[Extracto de página]
Los Juegos son el ejemplo por antonomasia de este tipo de política que termina sirviendo sólo a una pequeña parte de la población. No hay que olvidar que los nuevos edificios brillantes y los cielos de Pekín temporalmente limpios y exhibidos con orgullo al mundo durante los próximos días se han conseguido a un precio muy elevado, el de innumerables sacrificios por parte de todos aquellos a los que las autoridades han desalojado, alejado y escondido a la vista de los visitantes que están llegando para asistir al evento.
Hay muy pocos signos de que los Juegos de Pekín hayan favorecido en China el nacimiento de una sociedad abierta. Y, de hecho, aunque periodistas extranjeros hayan podido disfrutar de un permiso de trabajo y residencia en el país desde el 1 de enero de 2007 hasta el final de los Juegos, lo cierto es que la represión gubernamental contra los abogados y los periodistas chinos ha proseguido imperturbable. La exhibida modernidad sigue presentando un neto contraste con la retrógrada forma de gobernar del Partido Comunista. La legitimidad del Gobierno se basa desde hace ya demasiado tiempo en equívocos y en mentiras históricas. Para preservar su cada vez más intrincada y compleja versión de la verdad, necesita tanto la censura como la supresión sistemática de la memoria común.

[Conjunto de datos]
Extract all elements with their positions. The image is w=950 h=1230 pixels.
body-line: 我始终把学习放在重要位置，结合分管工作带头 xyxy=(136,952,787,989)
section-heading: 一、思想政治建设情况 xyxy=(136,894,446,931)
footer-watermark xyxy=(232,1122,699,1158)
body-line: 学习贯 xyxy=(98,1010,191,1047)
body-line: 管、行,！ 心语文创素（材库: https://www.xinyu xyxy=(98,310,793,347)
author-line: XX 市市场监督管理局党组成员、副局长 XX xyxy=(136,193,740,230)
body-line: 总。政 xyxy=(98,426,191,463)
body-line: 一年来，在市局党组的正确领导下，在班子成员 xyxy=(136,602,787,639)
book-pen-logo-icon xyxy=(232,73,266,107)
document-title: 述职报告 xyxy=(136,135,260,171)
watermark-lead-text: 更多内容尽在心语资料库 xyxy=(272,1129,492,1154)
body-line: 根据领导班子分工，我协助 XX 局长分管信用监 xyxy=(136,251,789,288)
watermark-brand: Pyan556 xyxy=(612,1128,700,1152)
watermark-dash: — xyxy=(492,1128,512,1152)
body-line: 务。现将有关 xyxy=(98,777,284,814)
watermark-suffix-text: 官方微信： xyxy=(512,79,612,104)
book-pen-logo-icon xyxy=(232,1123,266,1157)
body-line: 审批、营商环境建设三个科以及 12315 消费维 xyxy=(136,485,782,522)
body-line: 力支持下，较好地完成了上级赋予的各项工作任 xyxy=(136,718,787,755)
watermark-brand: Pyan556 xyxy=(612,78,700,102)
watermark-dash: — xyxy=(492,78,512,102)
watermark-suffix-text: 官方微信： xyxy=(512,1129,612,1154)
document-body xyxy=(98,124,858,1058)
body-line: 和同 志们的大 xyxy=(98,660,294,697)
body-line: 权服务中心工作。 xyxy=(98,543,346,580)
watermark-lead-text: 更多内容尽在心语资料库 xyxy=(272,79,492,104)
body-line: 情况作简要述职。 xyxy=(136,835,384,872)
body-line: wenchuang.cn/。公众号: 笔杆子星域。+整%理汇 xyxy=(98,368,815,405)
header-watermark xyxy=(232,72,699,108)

[Tarea propuesta] Reproduce el fragmento sobre los Juegos de Pekín desde las palabras "Los Juegos son" hasta "asistir al evento.", sustituyendo "un precio muy elevado" por "un coste muy alto".

[Espacio de respuesta]
Los Juegos son el ejemplo por antonomasia de este tipo de política que termina sirviendo sólo a una pequeña parte de la población. No hay que olvidar que los nuevos edificios brillantes y los cielos de Pekín temporalmente limpios y exhibidos con orgullo al mundo durante los próximos días se han conseguido a un coste muy alto, el de innumerables sacrificios por parte de todos aquellos a los que las autoridades han desalojado, alejado y escondido a la vista de los visitantes que están llegando para asistir al evento.